> [Your goal]:
Copy every line of the material below exactly, keeping each character and number unchanged.

> [Materials provided]:

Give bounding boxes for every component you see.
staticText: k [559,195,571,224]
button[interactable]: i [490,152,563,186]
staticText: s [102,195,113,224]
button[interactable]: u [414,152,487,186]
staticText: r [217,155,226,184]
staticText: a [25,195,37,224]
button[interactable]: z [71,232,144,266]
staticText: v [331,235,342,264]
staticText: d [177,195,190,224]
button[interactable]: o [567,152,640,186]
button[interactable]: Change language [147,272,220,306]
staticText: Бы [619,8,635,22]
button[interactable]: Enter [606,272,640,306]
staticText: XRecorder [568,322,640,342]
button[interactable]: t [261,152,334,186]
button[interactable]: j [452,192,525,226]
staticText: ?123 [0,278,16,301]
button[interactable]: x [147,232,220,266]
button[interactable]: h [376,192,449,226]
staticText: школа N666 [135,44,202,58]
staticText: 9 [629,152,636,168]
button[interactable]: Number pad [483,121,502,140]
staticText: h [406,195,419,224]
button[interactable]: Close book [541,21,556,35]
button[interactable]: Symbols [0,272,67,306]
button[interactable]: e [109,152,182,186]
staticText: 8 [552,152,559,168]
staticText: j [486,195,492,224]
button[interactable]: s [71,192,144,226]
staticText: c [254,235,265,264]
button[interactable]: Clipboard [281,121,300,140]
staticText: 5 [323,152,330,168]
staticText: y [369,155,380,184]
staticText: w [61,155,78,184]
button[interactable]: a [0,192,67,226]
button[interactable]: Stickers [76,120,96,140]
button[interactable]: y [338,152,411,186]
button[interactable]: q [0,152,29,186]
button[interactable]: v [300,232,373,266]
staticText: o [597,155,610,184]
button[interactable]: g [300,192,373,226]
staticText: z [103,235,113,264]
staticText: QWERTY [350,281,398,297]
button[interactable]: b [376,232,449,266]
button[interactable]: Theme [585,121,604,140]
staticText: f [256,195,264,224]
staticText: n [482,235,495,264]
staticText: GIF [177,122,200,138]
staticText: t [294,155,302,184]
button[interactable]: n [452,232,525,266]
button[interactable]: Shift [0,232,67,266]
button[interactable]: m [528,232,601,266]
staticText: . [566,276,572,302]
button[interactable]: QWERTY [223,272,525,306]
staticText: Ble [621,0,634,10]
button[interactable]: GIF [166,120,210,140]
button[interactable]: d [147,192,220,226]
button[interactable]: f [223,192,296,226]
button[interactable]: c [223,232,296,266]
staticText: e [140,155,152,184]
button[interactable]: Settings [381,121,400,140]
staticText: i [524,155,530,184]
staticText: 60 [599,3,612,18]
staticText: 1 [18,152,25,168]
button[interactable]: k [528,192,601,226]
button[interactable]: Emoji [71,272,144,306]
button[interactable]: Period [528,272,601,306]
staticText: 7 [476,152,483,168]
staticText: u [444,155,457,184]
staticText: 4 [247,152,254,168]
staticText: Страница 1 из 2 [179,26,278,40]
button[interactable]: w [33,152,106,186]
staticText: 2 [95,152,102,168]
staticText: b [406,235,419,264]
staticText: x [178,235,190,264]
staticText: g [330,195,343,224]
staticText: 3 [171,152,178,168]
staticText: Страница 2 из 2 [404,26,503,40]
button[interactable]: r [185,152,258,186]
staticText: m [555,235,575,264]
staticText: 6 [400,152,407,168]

> [Final result]:
Give bounding boxes for every component you see.
staticText: k [559,195,571,224]
button[interactable]: i [490,152,563,186]
staticText: s [102,195,113,224]
button[interactable]: u [414,152,487,186]
staticText: r [217,155,226,184]
staticText: a [25,195,37,224]
button[interactable]: z [71,232,144,266]
staticText: v [331,235,342,264]
staticText: d [177,195,190,224]
button[interactable]: o [567,152,640,186]
button[interactable]: Change language [147,272,220,306]
staticText: Бы [619,8,635,22]
button[interactable]: Enter [606,272,640,306]
staticText: XRecorder [568,322,640,342]
button[interactable]: t [261,152,334,186]
button[interactable]: j [452,192,525,226]
staticText: ?123 [0,278,16,301]
button[interactable]: x [147,232,220,266]
button[interactable]: h [376,192,449,226]
staticText: школа N666 [135,44,202,58]
staticText: 9 [629,152,636,168]
button[interactable]: Number pad [483,121,502,140]
staticText: h [406,195,419,224]
button[interactable]: Close book [541,21,556,35]
button[interactable]: Symbols [0,272,67,306]
button[interactable]: e [109,152,182,186]
staticText: 8 [552,152,559,168]
staticText: j [486,195,492,224]
button[interactable]: s [71,192,144,226]
staticText: c [254,235,265,264]
button[interactable]: Clipboard [281,121,300,140]
staticText: 5 [323,152,330,168]
staticText: y [369,155,380,184]
staticText: w [61,155,78,184]
button[interactable]: a [0,192,67,226]
button[interactable]: Stickers [76,120,96,140]
button[interactable]: y [338,152,411,186]
button[interactable]: q [0,152,29,186]
button[interactable]: v [300,232,373,266]
staticText: o [597,155,610,184]
button[interactable]: g [300,192,373,226]
staticText: z [103,235,113,264]
staticText: QWERTY [350,281,398,297]
button[interactable]: b [376,232,449,266]
button[interactable]: Theme [585,121,604,140]
staticText: f [256,195,264,224]
staticText: n [482,235,495,264]
staticText: GIF [177,122,200,138]
staticText: t [294,155,302,184]
button[interactable]: n [452,232,525,266]
button[interactable]: Shift [0,232,67,266]
button[interactable]: m [528,232,601,266]
staticText: . [566,276,572,302]
button[interactable]: QWERTY [223,272,525,306]
staticText: Ble [621,0,634,10]
button[interactable]: GIF [166,120,210,140]
button[interactable]: d [147,192,220,226]
button[interactable]: f [223,192,296,226]
button[interactable]: c [223,232,296,266]
staticText: e [140,155,152,184]
button[interactable]: Settings [381,121,400,140]
staticText: i [524,155,530,184]
staticText: 60 [599,3,612,18]
staticText: 1 [18,152,25,168]
button[interactable]: k [528,192,601,226]
button[interactable]: Emoji [71,272,144,306]
button[interactable]: Period [528,272,601,306]
staticText: 7 [476,152,483,168]
staticText: u [444,155,457,184]
staticText: 4 [247,152,254,168]
staticText: Страница 1 из 2 [179,26,278,40]
button[interactable]: w [33,152,106,186]
staticText: 2 [95,152,102,168]
staticText: b [406,235,419,264]
staticText: x [178,235,190,264]
staticText: g [330,195,343,224]
staticText: 3 [171,152,178,168]
staticText: Страница 2 из 2 [404,26,503,40]
button[interactable]: r [185,152,258,186]
staticText: m [555,235,575,264]
staticText: 6 [400,152,407,168]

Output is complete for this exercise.